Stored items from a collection
== == ==
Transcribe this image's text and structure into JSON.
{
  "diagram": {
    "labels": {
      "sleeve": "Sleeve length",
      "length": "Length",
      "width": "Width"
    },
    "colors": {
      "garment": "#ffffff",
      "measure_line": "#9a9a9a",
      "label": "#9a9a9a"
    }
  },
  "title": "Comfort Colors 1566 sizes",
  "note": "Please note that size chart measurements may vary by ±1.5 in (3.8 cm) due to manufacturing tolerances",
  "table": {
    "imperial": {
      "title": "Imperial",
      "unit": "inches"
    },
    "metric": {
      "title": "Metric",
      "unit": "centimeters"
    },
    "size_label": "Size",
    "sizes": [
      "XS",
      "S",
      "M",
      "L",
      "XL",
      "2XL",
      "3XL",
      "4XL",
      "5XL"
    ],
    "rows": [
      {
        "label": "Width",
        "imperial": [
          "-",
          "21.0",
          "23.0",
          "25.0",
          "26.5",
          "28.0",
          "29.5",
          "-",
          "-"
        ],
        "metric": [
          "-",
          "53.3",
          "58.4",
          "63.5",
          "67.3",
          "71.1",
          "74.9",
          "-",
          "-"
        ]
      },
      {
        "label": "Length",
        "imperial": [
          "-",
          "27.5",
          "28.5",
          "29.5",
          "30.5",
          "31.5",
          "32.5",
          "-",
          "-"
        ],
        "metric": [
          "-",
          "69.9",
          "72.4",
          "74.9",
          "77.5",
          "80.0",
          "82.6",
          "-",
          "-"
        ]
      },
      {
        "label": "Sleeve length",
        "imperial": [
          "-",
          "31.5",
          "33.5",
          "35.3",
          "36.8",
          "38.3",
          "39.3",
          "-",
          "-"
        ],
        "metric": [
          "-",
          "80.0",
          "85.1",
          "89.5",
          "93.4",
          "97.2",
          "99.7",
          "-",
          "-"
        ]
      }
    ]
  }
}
== == ==
> _EXERCISE AIM_
Give the listing above again, word for word.

> _RIGHT ANSWER_
Transcribe this image's text and structure into JSON.
{
  "diagram": {
    "labels": {
      "sleeve": "Sleeve length",
      "length": "Length",
      "width": "Width"
    },
    "colors": {
      "garment": "#ffffff",
      "measure_line": "#9a9a9a",
      "label": "#9a9a9a"
    }
  },
  "title": "Comfort Colors 1566 sizes",
  "note": "Please note that size chart measurements may vary by ±1.5 in (3.8 cm) due to manufacturing tolerances",
  "table": {
    "imperial": {
      "title": "Imperial",
      "unit": "inches"
    },
    "metric": {
      "title": "Metric",
      "unit": "centimeters"
    },
    "size_label": "Size",
    "sizes": [
      "XS",
      "S",
      "M",
      "L",
      "XL",
      "2XL",
      "3XL",
      "4XL",
      "5XL"
    ],
    "rows": [
      {
        "label": "Width",
        "imperial": [
          "-",
          "21.0",
          "23.0",
          "25.0",
          "26.5",
          "28.0",
          "29.5",
          "-",
          "-"
        ],
        "metric": [
          "-",
          "53.3",
          "58.4",
          "63.5",
          "67.3",
          "71.1",
          "74.9",
          "-",
          "-"
        ]
      },
      {
        "label": "Length",
        "imperial": [
          "-",
          "27.5",
          "28.5",
          "29.5",
          "30.5",
          "31.5",
          "32.5",
          "-",
          "-"
        ],
        "metric": [
          "-",
          "69.9",
          "72.4",
          "74.9",
          "77.5",
          "80.0",
          "82.6",
          "-",
          "-"
        ]
      },
      {
        "label": "Sleeve length",
        "imperial": [
          "-",
          "31.5",
          "33.5",
          "35.3",
          "36.8",
          "38.3",
          "39.3",
          "-",
          "-"
        ],
        "metric": [
          "-",
          "80.0",
          "85.1",
          "89.5",
          "93.4",
          "97.2",
          "99.7",
          "-",
          "-"
        ]
      }
    ]
  }
}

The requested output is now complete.